━━ Passage given
Graphics Processing Units (GPUs) have rapidly advanced to become the most common high-performance accelerators for highperformance computing. Modern GPUs contain hundreds of processing units, capable of achieving up to 9.7 TFLOPS (Trillion Floating Point Operations per Second) for mixed-precision calculations [3] . The highly parallel execution model, high performance on floating-point arithmetic, and memory parallelism on GPUs make them particularly well-suited to many scientific and engineering workloads that occupy High-Performance Computing (HPC) clusters. The latest TOP500 list shows that the new wave of supercomputers is GPU accelerated systems [1] . This wide usage has triggered extensive research on performance modeling and simulation of modern GPUs (ModSim).

Modeling and simulation tools play a significant role in designing and evaluating new hardware features and understanding the limiting factors on application performance. Due to modern GPUs' complexity, it is no longer intuitive to improve its hardware performance. Using ModSim tools, GPU architects get insight into the impact of any changes in hardware design on application performance, area and, power consumption. Thus, ModSim tools enable design space exploration. On the other hand, ModSim tools are also used to a great extent in hardware-software co-design to tune application performance. They help system designers choose the proper hardware for any specific workload. Also, application developers can tune their applications for a wide variety of GPUs without having access to the physical hardware. Scalable ModSim tools are necessary to allow quick and accurate design space exploration.

Performance analysis centered around the software concept of basic blocks (BB), defined as a single entry-single exit sections of code, has recently been proposed for CPU architectures [7, 9, 12, 33] . The number of times a basic block is executed in a specific application is a good measure of the impact on the performance of that basic block for the whole application. A higher count leads to a higher impact. Thus, knowing the number of times (count) a BB executes is necessary for BB level performance analysis.

By characterizing the performance signature of the basic blocks and extracting the counts and other relevant information at a basic block level granularity, we can predict the performance of an application in finer granularity more efficiently and scalably. However, extracting the BB execution counts for large input sizes of an application can be very costly and become a scalability bottleneck, and it requires executing or profiling the application. Thus, addressing this inefficiency is necessary to achieve scalable performance prediction for ModSim tools which would further enable hardware-software co-design. Therefore, BB count extrapolation enables scalable ModSim tools that use BB analysis in their performance prediction flow [9, 10, 12? ]. Furthermore, BB analysis is needed in compiler analysis passes [2] , and this work could be leveraged for that purpose.
━━━━
━━ Dataset
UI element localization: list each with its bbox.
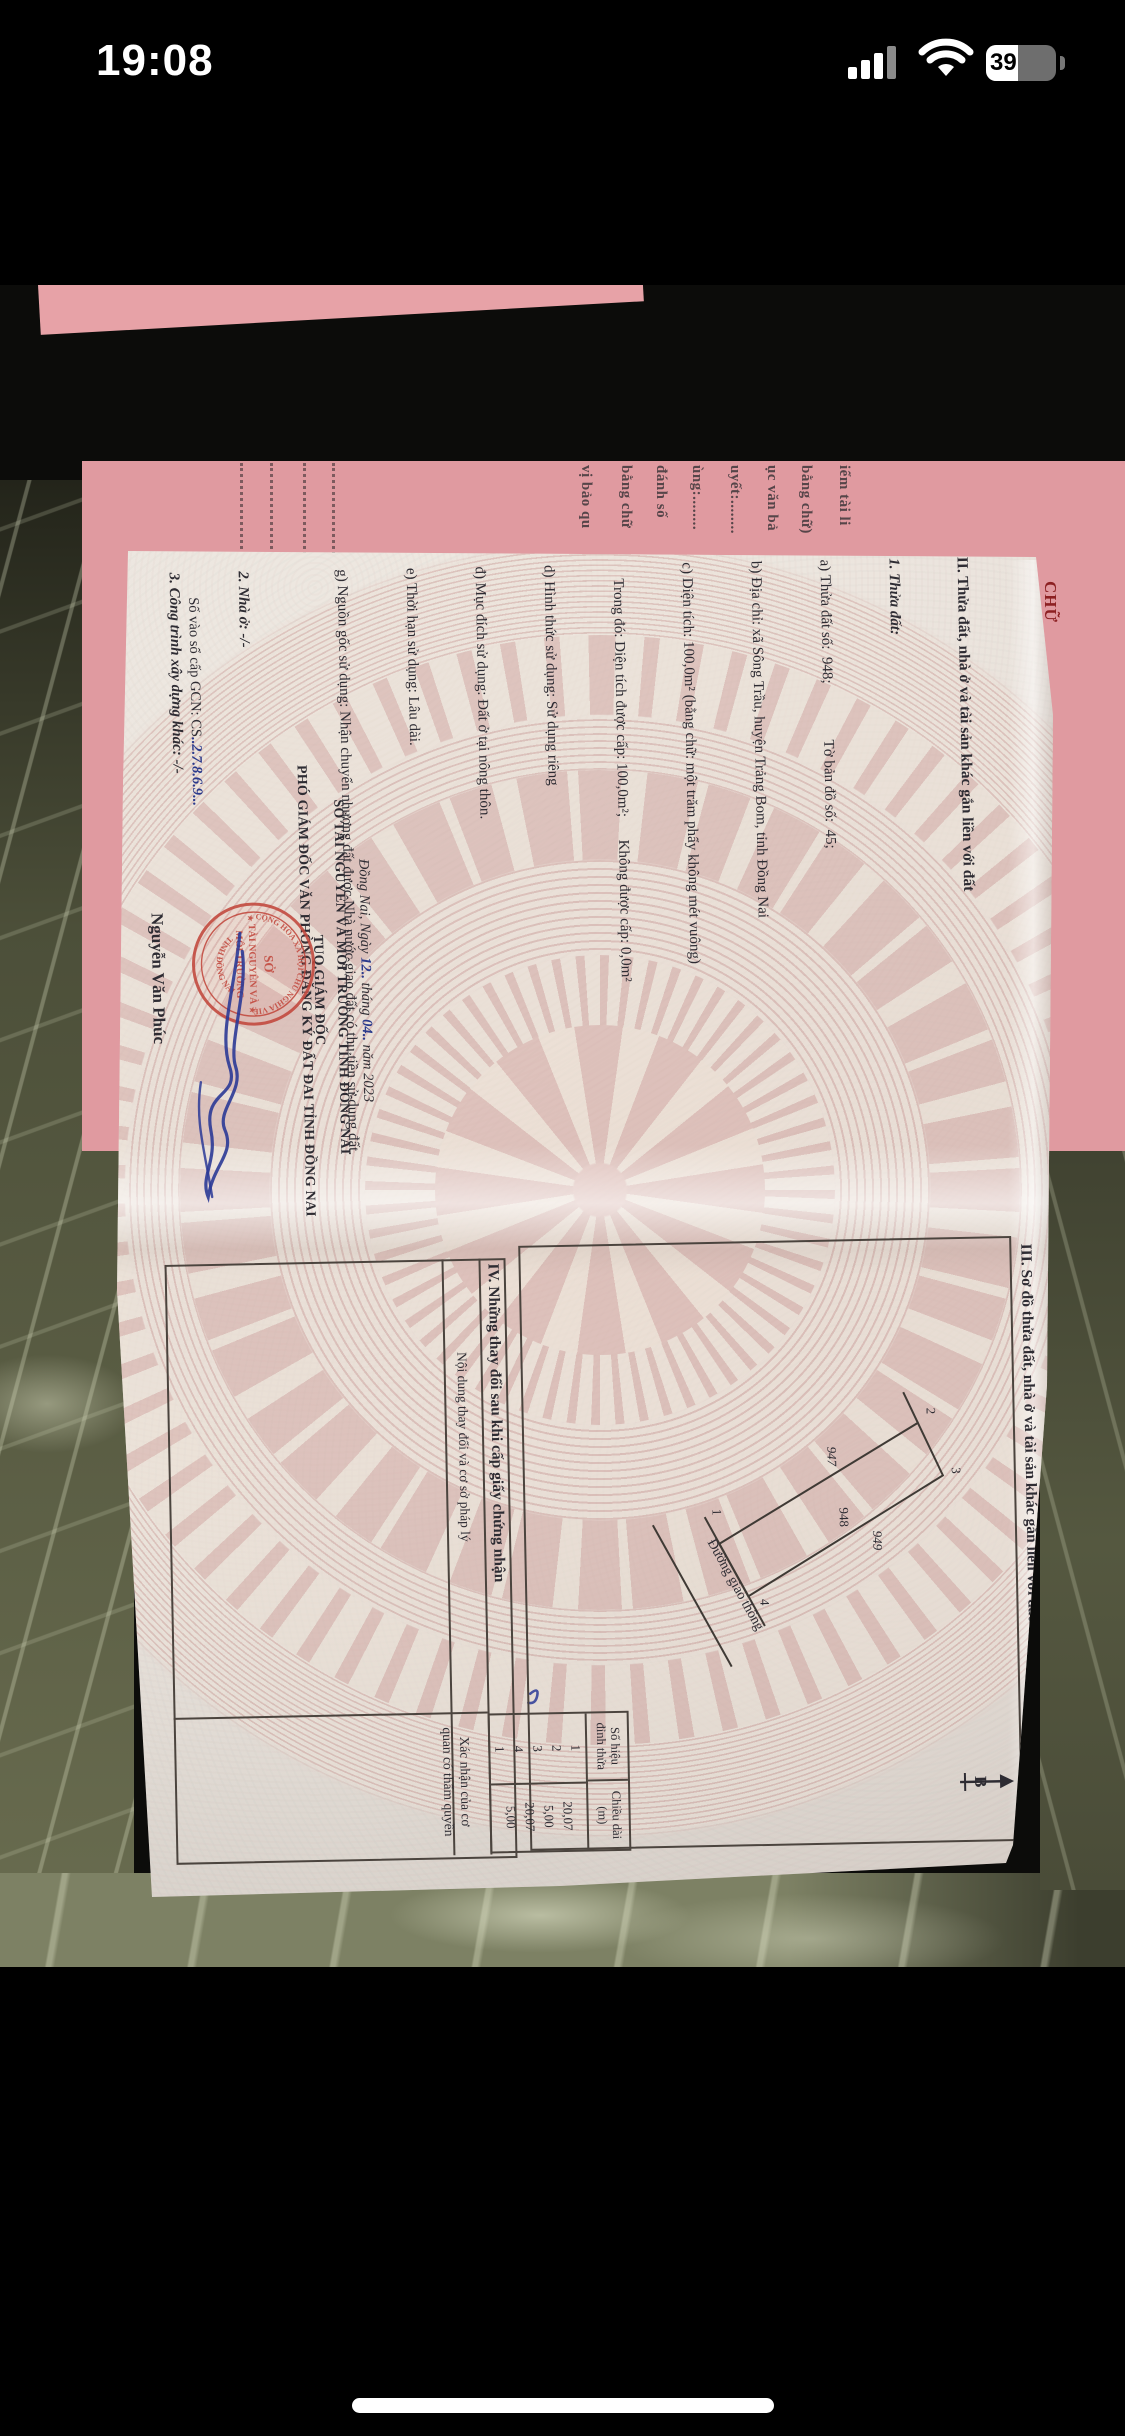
cover-text-fragment: bằng chữ)	[797, 465, 814, 534]
table-col2-header: Chiều dài (m)	[588, 1781, 629, 1850]
marble-table-right	[1040, 1120, 1125, 1890]
section4-col2-header: Xác nhận của cơ quan có thẩm quyền	[439, 1727, 475, 1837]
neighbor-plot-label: 949	[870, 1531, 885, 1551]
battery-nub	[1060, 56, 1065, 70]
photo-view[interactable]: vị bảo qu bằng chữ đánh số ùng:........ …	[0, 285, 1125, 1967]
length-cell: 5,00	[540, 1782, 557, 1850]
cover-text-fragment: ục văn bả	[763, 465, 780, 531]
vertex-cell: 1	[567, 1714, 584, 1782]
battery-icon: 39	[986, 45, 1056, 81]
vertex-label: 2	[924, 1407, 939, 1414]
neighbor-plot-label: 947	[824, 1446, 839, 1466]
wifi-icon	[920, 44, 972, 82]
north-label: B	[971, 1776, 990, 1788]
vertex-cell: 3	[529, 1714, 546, 1782]
cellular-signal-icon	[848, 45, 906, 81]
pink-cover-back-sheet	[38, 285, 644, 335]
table-col1-header: Số hiệu đỉnh thửa	[587, 1713, 628, 1782]
vertex-label: 3	[949, 1467, 964, 1474]
iphone-screen: 19:08 39	[0, 0, 1125, 2436]
status-time: 19:08	[96, 36, 214, 86]
cover-text-fragment: ùng:........	[688, 465, 705, 530]
cover-dotted-line	[240, 463, 243, 555]
cover-text-fragment: iểm tài li	[835, 465, 852, 526]
cover-text-fragment: vị bảo qu	[577, 465, 594, 529]
cover-dotted-line	[303, 463, 306, 555]
cover-dotted-line	[332, 463, 335, 555]
vertex-label: 4	[757, 1599, 772, 1606]
road-label: Đường giao thông	[704, 1537, 767, 1633]
battery-percent: 39	[990, 49, 1017, 77]
length-cell: 20,07	[521, 1783, 538, 1851]
plot-number-label: 948	[837, 1507, 852, 1527]
cover-text-fragment: đánh số	[652, 465, 669, 518]
cover-red-text-fragment: CHỮ	[1040, 581, 1060, 623]
home-indicator[interactable]	[352, 2398, 774, 2413]
cover-dotted-line	[270, 463, 273, 555]
north-arrow-icon: B	[960, 1772, 1014, 1791]
length-cell: 20,07	[559, 1782, 576, 1850]
vertex-cell: 2	[548, 1714, 565, 1782]
vertex-label: 1	[710, 1509, 725, 1516]
cover-text-fragment: uyết:........	[726, 465, 743, 534]
status-icons: 39	[848, 44, 1065, 82]
status-bar: 19:08 39	[0, 0, 1125, 130]
cover-text-fragment: bằng chữ	[617, 465, 634, 528]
━━━━
▸ Goal:
From the passage on GPU performance modeling, copy out the stretch that begins at the words "Performance analysis centered" and ends after "level performance analysis.", changing "CPU architectures" to "GPU architectures".

▸ Answer to the task:
Performance analysis centered around the software concept of basic blocks (BB), defined as a single entry-single exit sections of code, has recently been proposed for GPU architectures [7, 9, 12, 33] . The number of times a basic block is executed in a specific application is a good measure of the impact on the performance of that basic block for the whole application. A higher count leads to a higher impact. Thus, knowing the number of times (count) a BB executes is necessary for BB level performance analysis.